_STATED PROBLEM_
Give the listing again character for character, but drop the images.

_MATERIAL FOR THIS TASK_
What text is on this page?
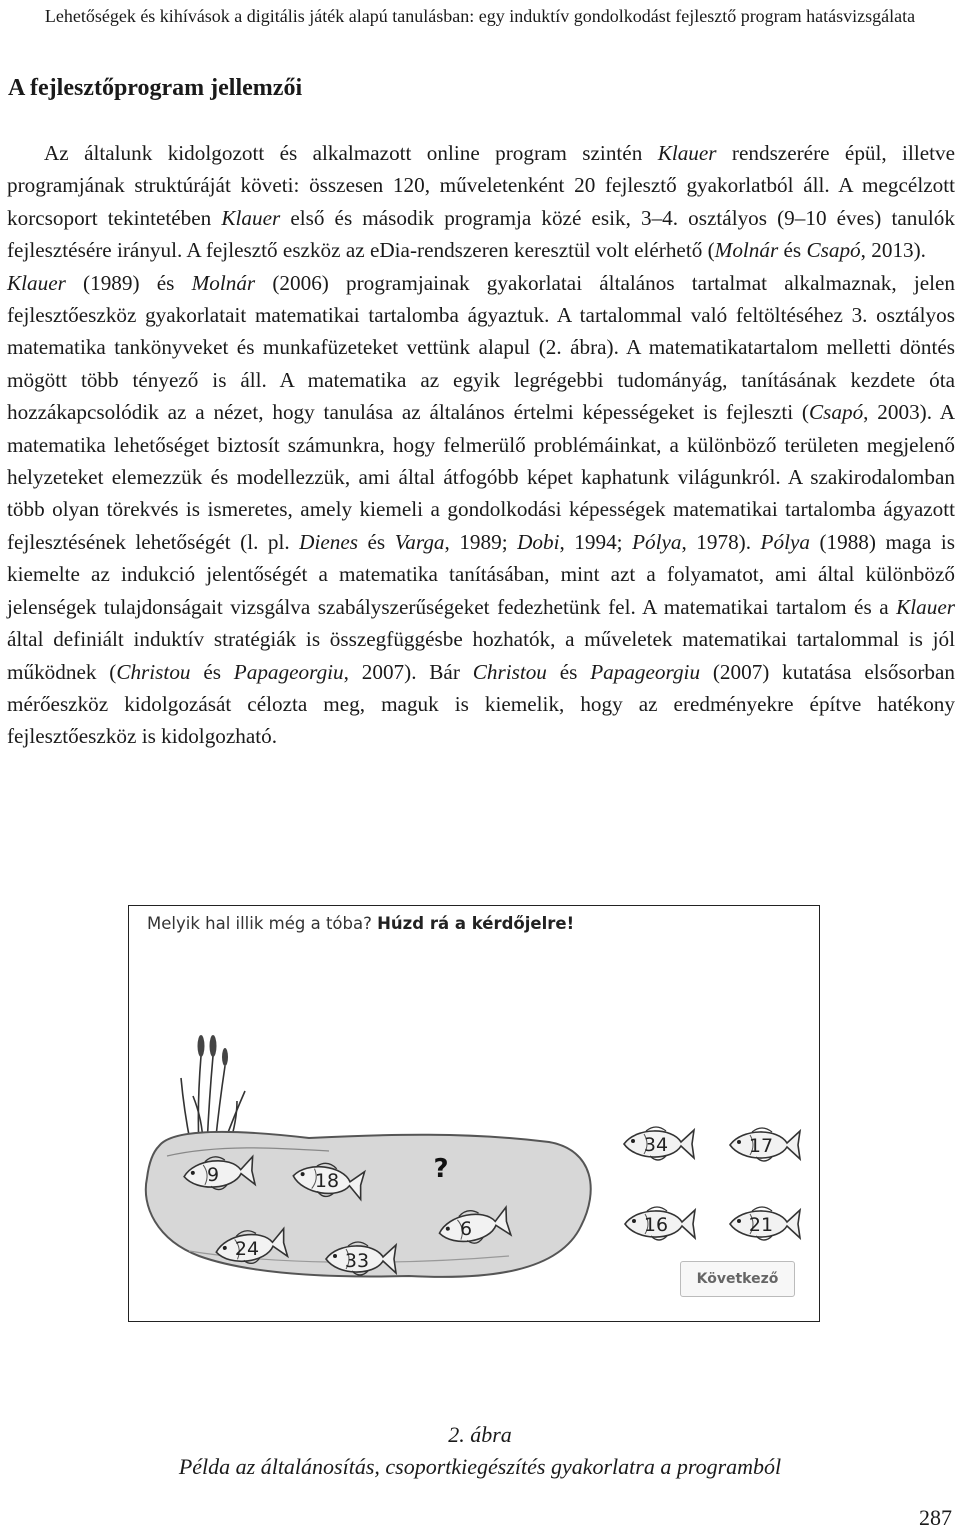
Lehetőségek és kihívások a digitális játék alapú tanulásban: egy induktív gondolkodást fejlesztő program hatásvizsgálata
A fejlesztőprogram jellemzői

Az általunk kidolgozott és alkalmazott online program szintén Klauer rendszerére épül, illetve programjának struktúráját követi: összesen 120, műveletenként 20 fejlesztő gyakorlatból áll. A megcélzott korcsoport tekintetében Klauer első és második programja közé esik, 3–4. osztályos (9–10 éves) tanulók fejlesztésére irányul. A fejlesztő eszköz az eDia-rendszeren keresztül volt elérhető (Molnár és Csapó, 2013).

Klauer (1989) és Molnár (2006) programjainak gyakorlatai általános tartalmat alkalmaznak, jelen fejlesztőeszköz gyakorlatait matematikai tartalomba ágyaztuk. A tartalommal való feltöltéséhez 3. osztályos matematika tankönyveket és munkafüzeteket vettünk alapul (2. ábra). A matematikatartalom melletti döntés mögött több tényező is áll. A matematika az egyik legrégebbi tudományág, tanításának kezdete óta hozzákapcsolódik az a nézet, hogy tanulása az általános értelmi képességeket is fejleszti (Csapó, 2003). A matematika lehetőséget biztosít számunkra, hogy felmerülő problémáinkat, a különböző területen megjelenő helyzeteket elemezzük és modellezzük, ami által átfogóbb képet kaphatunk világunkról. A szakirodalomban több olyan törekvés is ismeretes, amely kiemeli a gondolkodási képességek matematikai tartalomba ágyazott fejlesztésének lehetőségét (l. pl. Dienes és Varga, 1989; Dobi, 1994; Pólya, 1978). Pólya (1988) maga is kiemelte az indukció jelentőségét a matematika tanításában, mint azt a folyamatot, ami által különböző jelenségek tulajdonságait vizsgálva szabályszerűségeket fedezhetünk fel. A matematikai tartalom és a Klauer által definiált induktív stratégiák is összegfüggésbe hozhatók, a műveletek matematikai tartalommal is jól működnek (Christou és Papageorgiu, 2007). Bár Christou és Papageorgiu (2007) kutatása elsősorban mérőeszköz kidolgozását célozta meg, maguk is kiemelik, hogy az eredményekre építve hatékony fejlesztőeszköz is kidolgozható.

9	18
24
33
6
?
34	17
16	21
Melyik hal illik még a tóba? Húzd rá a kérdőjelre!
Következő
2. ábra
Példa az általánosítás, csoportkiegészítés gyakorlatra a programból
287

_EXERCISE RESULT_
What text is on this page?
Lehetőségek és kihívások a digitális játék alapú tanulásban: egy induktív gondolkodást fejlesztő program hatásvizsgálata
A fejlesztőprogram jellemzői

Az általunk kidolgozott és alkalmazott online program szintén Klauer rendszerére épül, illetve programjának struktúráját követi: összesen 120, műveletenként 20 fejlesztő gyakorlatból áll. A megcélzott korcsoport tekintetében Klauer első és második programja közé esik, 3–4. osztályos (9–10 éves) tanulók fejlesztésére irányul. A fejlesztő eszköz az eDia-rendszeren keresztül volt elérhető (Molnár és Csapó, 2013).

Klauer (1989) és Molnár (2006) programjainak gyakorlatai általános tartalmat alkalmaznak, jelen fejlesztőeszköz gyakorlatait matematikai tartalomba ágyaztuk. A tartalommal való feltöltéséhez 3. osztályos matematika tankönyveket és munkafüzeteket vettünk alapul (2. ábra). A matematikatartalom melletti döntés mögött több tényező is áll. A matematika az egyik legrégebbi tudományág, tanításának kezdete óta hozzákapcsolódik az a nézet, hogy tanulása az általános értelmi képességeket is fejleszti (Csapó, 2003). A matematika lehetőséget biztosít számunkra, hogy felmerülő problémáinkat, a különböző területen megjelenő helyzeteket elemezzük és modellezzük, ami által átfogóbb képet kaphatunk világunkról. A szakirodalomban több olyan törekvés is ismeretes, amely kiemeli a gondolkodási képességek matematikai tartalomba ágyazott fejlesztésének lehetőségét (l. pl. Dienes és Varga, 1989; Dobi, 1994; Pólya, 1978). Pólya (1988) maga is kiemelte az indukció jelentőségét a matematika tanításában, mint azt a folyamatot, ami által különböző jelenségek tulajdonságait vizsgálva szabályszerűségeket fedezhetünk fel. A matematikai tartalom és a Klauer által definiált induktív stratégiák is összegfüggésbe hozhatók, a műveletek matematikai tartalommal is jól működnek (Christou és Papageorgiu, 2007). Bár Christou és Papageorgiu (2007) kutatása elsősorban mérőeszköz kidolgozását célozta meg, maguk is kiemelik, hogy az eredményekre építve hatékony fejlesztőeszköz is kidolgozható.

9	18
24
33
6
?
34	17
16	21
Melyik hal illik még a tóba? Húzd rá a kérdőjelre!
Következő
2. ábra
Példa az általánosítás, csoportkiegészítés gyakorlatra a programból
287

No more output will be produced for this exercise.